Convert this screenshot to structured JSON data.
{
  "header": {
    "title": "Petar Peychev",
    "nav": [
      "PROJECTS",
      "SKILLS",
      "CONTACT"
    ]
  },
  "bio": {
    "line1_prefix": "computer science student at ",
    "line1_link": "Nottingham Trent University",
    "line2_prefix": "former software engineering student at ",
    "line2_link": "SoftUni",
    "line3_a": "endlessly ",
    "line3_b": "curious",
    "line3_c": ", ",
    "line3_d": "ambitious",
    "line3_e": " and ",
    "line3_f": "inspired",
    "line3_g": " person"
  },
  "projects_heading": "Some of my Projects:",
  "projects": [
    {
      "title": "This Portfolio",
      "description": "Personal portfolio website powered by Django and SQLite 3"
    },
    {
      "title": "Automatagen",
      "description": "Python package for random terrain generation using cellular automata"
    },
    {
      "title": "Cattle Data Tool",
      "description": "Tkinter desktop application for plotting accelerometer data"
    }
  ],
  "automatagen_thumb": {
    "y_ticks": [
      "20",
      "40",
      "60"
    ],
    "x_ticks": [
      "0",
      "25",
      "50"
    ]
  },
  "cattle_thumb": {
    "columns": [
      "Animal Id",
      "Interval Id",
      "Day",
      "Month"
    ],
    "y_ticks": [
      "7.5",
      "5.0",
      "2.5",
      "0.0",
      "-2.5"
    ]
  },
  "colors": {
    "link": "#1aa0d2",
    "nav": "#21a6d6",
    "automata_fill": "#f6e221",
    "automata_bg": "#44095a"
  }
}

Short exercise> Using the entries above, please restate each one word for word.

Solution to the problem>
Convert this screenshot to structured JSON data.
{
  "header": {
    "title": "Petar Peychev",
    "nav": [
      "PROJECTS",
      "SKILLS",
      "CONTACT"
    ]
  },
  "bio": {
    "line1_prefix": "computer science student at ",
    "line1_link": "Nottingham Trent University",
    "line2_prefix": "former software engineering student at ",
    "line2_link": "SoftUni",
    "line3_a": "endlessly ",
    "line3_b": "curious",
    "line3_c": ", ",
    "line3_d": "ambitious",
    "line3_e": " and ",
    "line3_f": "inspired",
    "line3_g": " person"
  },
  "projects_heading": "Some of my Projects:",
  "projects": [
    {
      "title": "This Portfolio",
      "description": "Personal portfolio website powered by Django and SQLite 3"
    },
    {
      "title": "Automatagen",
      "description": "Python package for random terrain generation using cellular automata"
    },
    {
      "title": "Cattle Data Tool",
      "description": "Tkinter desktop application for plotting accelerometer data"
    }
  ],
  "automatagen_thumb": {
    "y_ticks": [
      "20",
      "40",
      "60"
    ],
    "x_ticks": [
      "0",
      "25",
      "50"
    ]
  },
  "cattle_thumb": {
    "columns": [
      "Animal Id",
      "Interval Id",
      "Day",
      "Month"
    ],
    "y_ticks": [
      "7.5",
      "5.0",
      "2.5",
      "0.0",
      "-2.5"
    ]
  },
  "colors": {
    "link": "#1aa0d2",
    "nav": "#21a6d6",
    "automata_fill": "#f6e221",
    "automata_bg": "#44095a"
  }
}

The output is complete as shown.